**PROMPT:**
Can you copy the records word for word, from the line with "For every button, label, input, icon, or" up to and including the line with "nav-item-label: Home bbox=[567, 129, 621, 152]", leaving the pictures out?

**SUPPLIED RECORDS:**
********************

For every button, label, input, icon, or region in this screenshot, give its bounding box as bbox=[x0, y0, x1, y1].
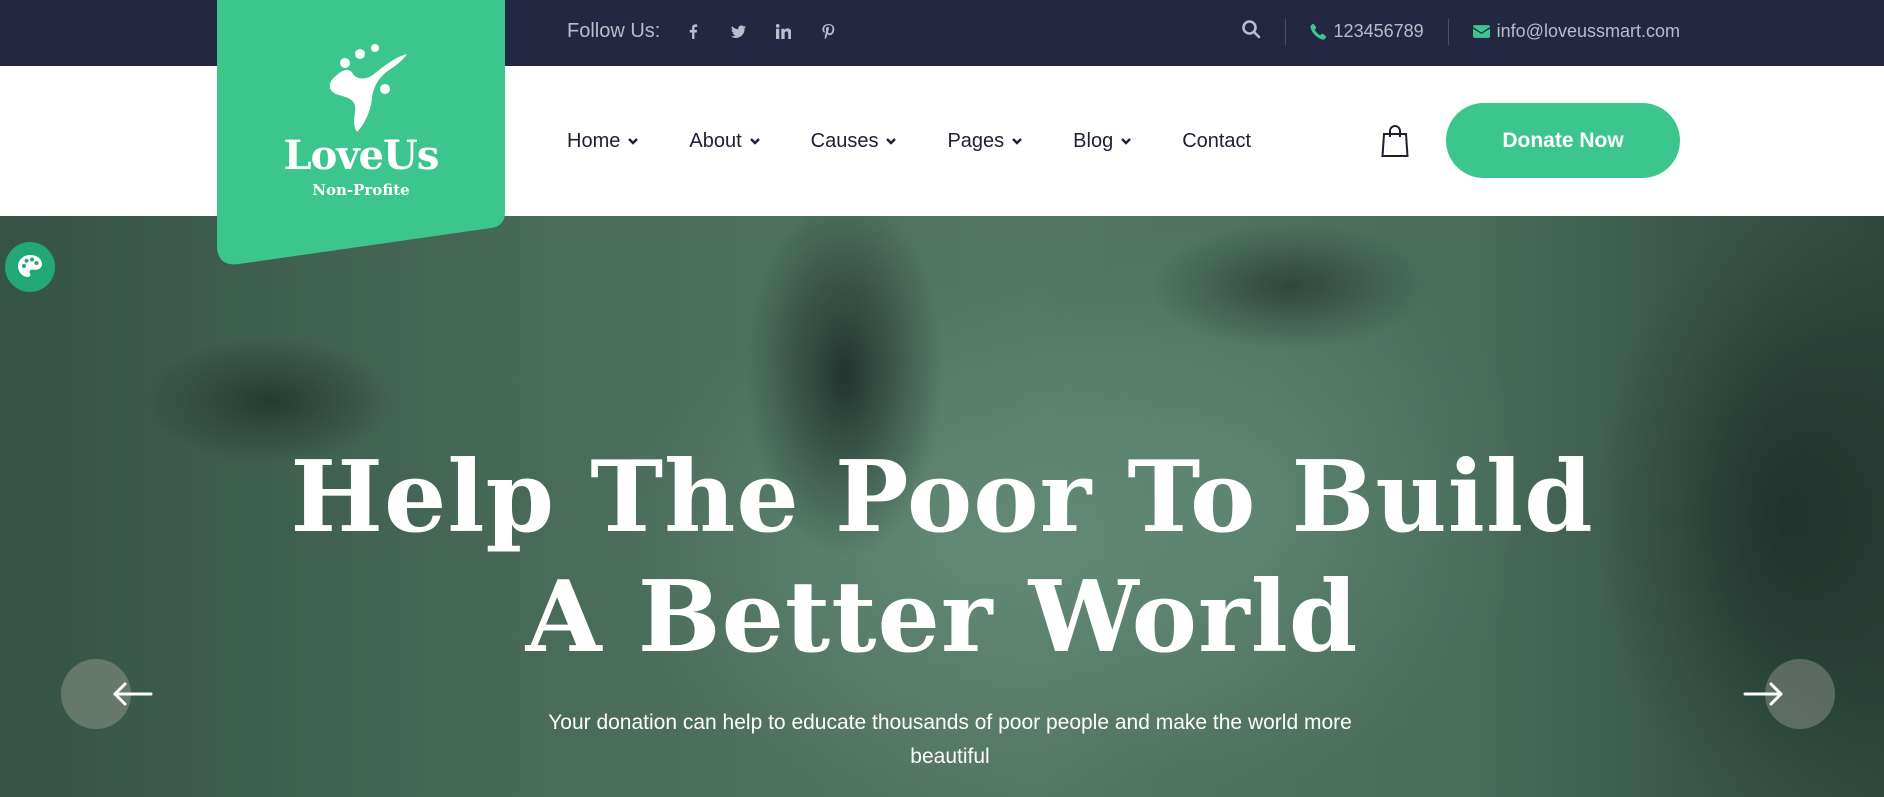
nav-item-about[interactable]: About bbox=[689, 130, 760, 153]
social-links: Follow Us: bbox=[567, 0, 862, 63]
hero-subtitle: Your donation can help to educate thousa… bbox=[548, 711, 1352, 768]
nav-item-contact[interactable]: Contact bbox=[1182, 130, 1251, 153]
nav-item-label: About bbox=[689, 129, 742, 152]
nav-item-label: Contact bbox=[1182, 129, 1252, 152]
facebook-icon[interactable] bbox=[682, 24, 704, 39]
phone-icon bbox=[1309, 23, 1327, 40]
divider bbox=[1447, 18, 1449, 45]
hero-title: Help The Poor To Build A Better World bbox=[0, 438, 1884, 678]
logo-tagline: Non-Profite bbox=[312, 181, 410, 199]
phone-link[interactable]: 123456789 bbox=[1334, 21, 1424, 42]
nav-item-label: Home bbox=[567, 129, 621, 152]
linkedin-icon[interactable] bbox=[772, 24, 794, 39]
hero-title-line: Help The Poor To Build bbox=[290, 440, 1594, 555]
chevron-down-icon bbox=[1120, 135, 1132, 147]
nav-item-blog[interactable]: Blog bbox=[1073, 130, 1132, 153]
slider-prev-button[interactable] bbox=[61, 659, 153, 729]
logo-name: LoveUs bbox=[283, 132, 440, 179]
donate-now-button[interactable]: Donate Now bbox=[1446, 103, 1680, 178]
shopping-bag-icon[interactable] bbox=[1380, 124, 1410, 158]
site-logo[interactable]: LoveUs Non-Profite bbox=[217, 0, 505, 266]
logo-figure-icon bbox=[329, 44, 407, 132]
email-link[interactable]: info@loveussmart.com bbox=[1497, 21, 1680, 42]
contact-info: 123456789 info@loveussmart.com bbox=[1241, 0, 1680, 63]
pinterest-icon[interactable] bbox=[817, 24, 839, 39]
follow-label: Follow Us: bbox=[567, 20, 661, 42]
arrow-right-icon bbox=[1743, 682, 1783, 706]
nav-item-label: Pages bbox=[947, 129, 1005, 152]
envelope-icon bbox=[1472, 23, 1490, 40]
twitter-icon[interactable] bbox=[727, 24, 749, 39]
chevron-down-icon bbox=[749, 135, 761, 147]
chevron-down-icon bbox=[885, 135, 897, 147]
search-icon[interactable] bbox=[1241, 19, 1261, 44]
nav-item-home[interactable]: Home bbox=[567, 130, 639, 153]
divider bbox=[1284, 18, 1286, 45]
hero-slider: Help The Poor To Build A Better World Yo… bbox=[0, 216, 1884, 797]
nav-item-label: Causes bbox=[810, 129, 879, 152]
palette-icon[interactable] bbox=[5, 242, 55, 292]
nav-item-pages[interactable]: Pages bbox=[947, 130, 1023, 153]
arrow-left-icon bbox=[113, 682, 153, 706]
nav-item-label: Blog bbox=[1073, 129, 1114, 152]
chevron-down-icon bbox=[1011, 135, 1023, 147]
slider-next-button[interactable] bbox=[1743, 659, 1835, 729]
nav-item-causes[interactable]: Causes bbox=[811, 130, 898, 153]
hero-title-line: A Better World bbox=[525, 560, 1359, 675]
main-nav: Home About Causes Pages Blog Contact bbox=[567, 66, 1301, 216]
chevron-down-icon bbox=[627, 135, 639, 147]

********************

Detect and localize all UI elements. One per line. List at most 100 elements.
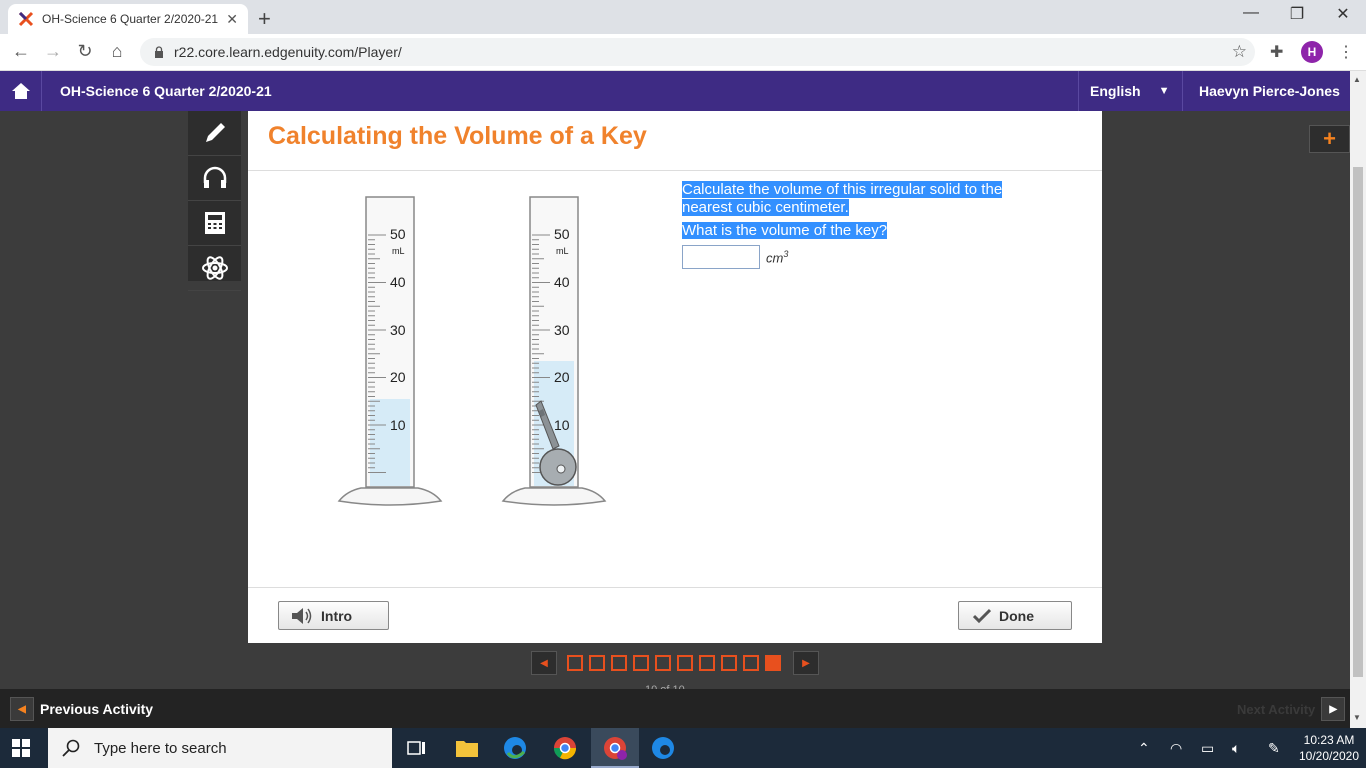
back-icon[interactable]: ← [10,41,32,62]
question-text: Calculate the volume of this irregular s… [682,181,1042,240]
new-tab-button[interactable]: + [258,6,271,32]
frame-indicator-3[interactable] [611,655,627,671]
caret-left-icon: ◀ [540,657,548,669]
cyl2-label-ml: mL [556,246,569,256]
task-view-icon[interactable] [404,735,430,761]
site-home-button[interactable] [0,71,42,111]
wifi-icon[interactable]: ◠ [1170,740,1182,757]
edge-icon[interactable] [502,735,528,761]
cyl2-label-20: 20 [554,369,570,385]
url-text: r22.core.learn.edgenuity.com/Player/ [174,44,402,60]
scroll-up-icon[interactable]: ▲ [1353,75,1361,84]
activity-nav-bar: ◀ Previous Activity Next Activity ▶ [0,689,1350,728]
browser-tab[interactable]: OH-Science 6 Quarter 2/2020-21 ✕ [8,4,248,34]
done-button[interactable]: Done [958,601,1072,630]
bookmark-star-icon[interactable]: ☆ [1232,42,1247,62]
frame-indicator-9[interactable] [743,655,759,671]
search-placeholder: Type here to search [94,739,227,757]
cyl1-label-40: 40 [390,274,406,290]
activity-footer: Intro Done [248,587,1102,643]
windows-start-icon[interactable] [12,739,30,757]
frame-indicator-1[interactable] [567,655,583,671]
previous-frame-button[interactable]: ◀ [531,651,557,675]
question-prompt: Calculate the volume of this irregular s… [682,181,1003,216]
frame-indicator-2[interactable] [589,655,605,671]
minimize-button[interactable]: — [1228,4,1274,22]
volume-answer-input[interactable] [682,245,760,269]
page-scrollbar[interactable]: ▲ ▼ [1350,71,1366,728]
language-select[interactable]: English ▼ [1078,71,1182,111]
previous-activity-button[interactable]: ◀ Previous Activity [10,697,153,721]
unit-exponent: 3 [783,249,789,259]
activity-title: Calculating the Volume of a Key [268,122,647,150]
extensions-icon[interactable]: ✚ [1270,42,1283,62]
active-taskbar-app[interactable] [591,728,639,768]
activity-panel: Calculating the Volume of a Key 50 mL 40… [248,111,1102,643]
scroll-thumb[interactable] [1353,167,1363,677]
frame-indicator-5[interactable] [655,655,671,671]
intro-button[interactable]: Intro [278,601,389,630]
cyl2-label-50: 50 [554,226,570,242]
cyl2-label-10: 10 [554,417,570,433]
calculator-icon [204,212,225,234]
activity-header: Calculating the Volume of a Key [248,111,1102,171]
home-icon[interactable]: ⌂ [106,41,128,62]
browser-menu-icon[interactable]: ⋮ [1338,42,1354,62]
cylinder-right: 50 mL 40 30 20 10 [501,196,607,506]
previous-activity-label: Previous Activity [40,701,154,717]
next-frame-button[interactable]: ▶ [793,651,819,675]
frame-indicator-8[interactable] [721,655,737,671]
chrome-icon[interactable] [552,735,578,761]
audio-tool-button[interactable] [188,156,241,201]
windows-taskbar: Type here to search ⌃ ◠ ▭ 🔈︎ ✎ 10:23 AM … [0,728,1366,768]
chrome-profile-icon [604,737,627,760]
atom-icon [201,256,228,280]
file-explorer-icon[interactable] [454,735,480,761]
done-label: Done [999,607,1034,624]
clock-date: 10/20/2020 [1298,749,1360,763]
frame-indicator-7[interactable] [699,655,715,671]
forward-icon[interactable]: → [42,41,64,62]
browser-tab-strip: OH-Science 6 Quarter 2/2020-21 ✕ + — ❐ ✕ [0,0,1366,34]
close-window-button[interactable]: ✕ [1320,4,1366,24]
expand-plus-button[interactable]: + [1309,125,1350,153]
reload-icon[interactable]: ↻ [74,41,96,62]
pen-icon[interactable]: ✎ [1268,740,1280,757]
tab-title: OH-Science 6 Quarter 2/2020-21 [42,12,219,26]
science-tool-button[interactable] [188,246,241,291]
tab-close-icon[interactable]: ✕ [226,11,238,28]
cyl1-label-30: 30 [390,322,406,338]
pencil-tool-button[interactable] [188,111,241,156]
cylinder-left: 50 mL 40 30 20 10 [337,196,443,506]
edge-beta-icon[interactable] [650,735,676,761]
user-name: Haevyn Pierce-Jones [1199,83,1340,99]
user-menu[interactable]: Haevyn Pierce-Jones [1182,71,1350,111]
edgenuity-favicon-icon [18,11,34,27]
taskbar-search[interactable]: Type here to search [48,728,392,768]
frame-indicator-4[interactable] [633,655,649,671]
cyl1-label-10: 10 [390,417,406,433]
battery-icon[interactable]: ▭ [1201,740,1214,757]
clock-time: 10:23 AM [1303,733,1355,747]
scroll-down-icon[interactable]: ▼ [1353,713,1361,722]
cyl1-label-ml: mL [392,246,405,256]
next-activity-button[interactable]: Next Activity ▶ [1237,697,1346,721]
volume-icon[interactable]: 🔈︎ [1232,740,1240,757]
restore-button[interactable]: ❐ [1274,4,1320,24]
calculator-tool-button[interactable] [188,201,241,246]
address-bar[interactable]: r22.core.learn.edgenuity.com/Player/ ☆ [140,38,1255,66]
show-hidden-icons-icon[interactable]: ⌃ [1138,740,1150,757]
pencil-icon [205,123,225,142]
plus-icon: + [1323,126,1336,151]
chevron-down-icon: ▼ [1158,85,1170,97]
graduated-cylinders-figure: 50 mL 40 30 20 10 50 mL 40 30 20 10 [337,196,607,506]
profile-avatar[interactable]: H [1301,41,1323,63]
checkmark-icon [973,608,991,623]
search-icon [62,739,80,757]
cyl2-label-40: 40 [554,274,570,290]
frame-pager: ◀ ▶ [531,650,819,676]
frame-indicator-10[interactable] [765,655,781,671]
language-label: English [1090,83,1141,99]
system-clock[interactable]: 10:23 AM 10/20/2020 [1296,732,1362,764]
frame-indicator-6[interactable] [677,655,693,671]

********************

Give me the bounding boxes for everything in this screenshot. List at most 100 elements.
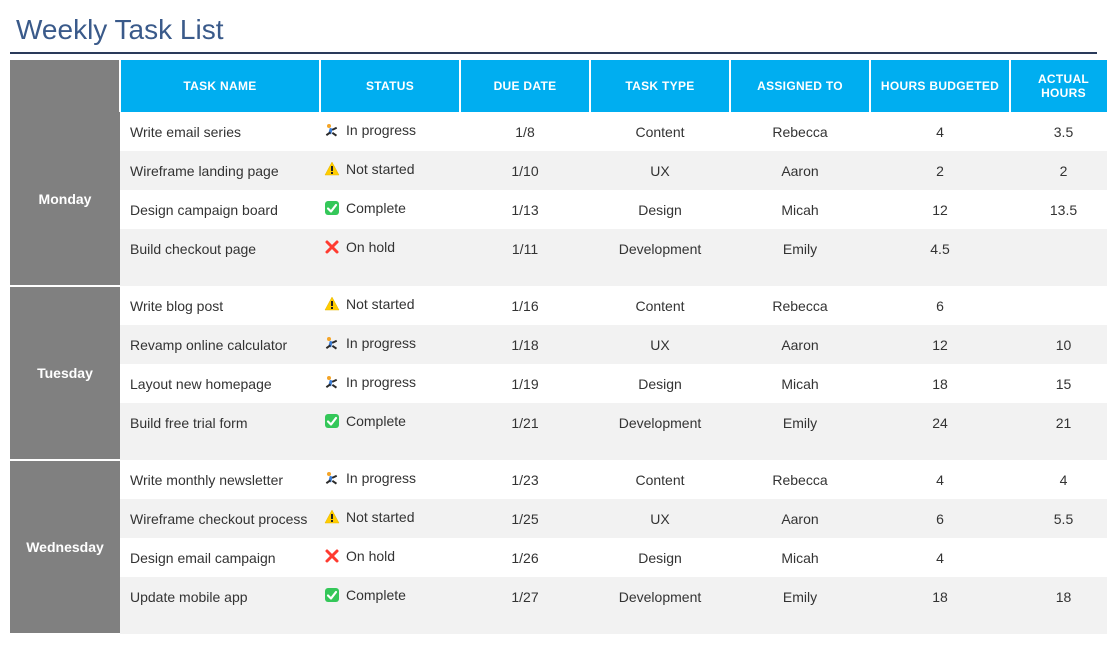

********************

**FINISHED EXERCISE:**
For every button, label, input, icon, or region in this screenshot, give its bounding box as bbox=[x0, y0, x1, y1].
nav-item-about[interactable]: About bbox=[689, 130, 760, 153]
social-links: Follow Us: bbox=[567, 0, 862, 63]
hero-subtitle: Your donation can help to educate thousa… bbox=[548, 711, 1352, 768]
nav-item-contact[interactable]: Contact bbox=[1182, 130, 1251, 153]
nav-item-label: About bbox=[689, 129, 742, 152]
nav-item-label: Contact bbox=[1182, 129, 1252, 152]
facebook-icon[interactable] bbox=[682, 24, 704, 39]
phone-icon bbox=[1309, 23, 1327, 40]
divider bbox=[1447, 18, 1449, 45]
hero-title: Help The Poor To Build A Better World bbox=[0, 438, 1884, 678]
logo-tagline: Non-Profite bbox=[312, 181, 410, 199]
phone-link[interactable]: 123456789 bbox=[1334, 21, 1424, 42]
nav-item-label: Home bbox=[567, 129, 621, 152]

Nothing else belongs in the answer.